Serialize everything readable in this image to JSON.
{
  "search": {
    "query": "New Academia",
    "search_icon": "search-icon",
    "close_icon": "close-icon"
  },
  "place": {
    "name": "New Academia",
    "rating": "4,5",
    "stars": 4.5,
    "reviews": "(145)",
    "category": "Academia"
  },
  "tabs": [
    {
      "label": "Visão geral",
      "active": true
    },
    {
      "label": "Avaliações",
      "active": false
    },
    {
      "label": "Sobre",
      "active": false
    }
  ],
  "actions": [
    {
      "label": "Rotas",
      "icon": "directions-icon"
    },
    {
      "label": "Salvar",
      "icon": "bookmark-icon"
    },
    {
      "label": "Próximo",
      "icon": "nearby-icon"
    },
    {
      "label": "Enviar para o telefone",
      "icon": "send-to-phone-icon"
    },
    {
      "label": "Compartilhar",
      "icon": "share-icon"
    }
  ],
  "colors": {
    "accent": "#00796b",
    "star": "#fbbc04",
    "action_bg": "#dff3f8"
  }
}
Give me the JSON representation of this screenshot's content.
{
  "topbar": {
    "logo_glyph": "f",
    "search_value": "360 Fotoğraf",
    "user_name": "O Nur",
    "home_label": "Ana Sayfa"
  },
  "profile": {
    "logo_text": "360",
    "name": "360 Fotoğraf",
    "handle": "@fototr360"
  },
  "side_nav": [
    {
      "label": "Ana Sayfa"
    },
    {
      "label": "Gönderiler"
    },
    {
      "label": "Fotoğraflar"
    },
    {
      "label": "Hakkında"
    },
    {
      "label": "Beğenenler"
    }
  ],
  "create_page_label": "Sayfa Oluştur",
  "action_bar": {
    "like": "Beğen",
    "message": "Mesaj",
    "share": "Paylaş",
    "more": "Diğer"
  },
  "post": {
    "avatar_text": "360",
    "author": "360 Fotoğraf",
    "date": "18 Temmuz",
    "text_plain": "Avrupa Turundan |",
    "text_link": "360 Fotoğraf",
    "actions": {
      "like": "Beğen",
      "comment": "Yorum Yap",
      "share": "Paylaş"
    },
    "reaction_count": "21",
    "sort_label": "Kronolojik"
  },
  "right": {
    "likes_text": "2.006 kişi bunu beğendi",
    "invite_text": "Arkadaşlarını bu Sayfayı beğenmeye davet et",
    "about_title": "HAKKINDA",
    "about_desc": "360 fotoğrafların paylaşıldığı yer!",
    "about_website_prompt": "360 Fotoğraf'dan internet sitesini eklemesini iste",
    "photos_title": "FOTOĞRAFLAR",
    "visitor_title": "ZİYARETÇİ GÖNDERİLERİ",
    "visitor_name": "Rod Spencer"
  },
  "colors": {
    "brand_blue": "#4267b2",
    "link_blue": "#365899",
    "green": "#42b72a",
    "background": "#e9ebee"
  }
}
====
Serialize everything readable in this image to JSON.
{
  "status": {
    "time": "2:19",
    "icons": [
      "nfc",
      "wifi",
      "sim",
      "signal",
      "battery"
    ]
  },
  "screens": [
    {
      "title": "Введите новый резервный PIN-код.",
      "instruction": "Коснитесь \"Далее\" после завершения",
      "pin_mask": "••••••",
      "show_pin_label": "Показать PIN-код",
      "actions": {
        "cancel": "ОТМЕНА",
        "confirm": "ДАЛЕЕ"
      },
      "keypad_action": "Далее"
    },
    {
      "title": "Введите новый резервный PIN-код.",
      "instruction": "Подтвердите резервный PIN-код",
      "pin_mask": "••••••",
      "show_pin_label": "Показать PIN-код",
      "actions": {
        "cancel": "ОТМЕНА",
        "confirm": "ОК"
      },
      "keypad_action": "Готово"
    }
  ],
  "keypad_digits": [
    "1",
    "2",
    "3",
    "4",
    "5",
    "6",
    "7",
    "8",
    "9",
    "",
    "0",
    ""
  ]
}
====
Your goal
Return every line from the records above that holds the word "Academia".

The response
    "query": "New Academia",
    "name": "New Academia",
    "category": "Academia"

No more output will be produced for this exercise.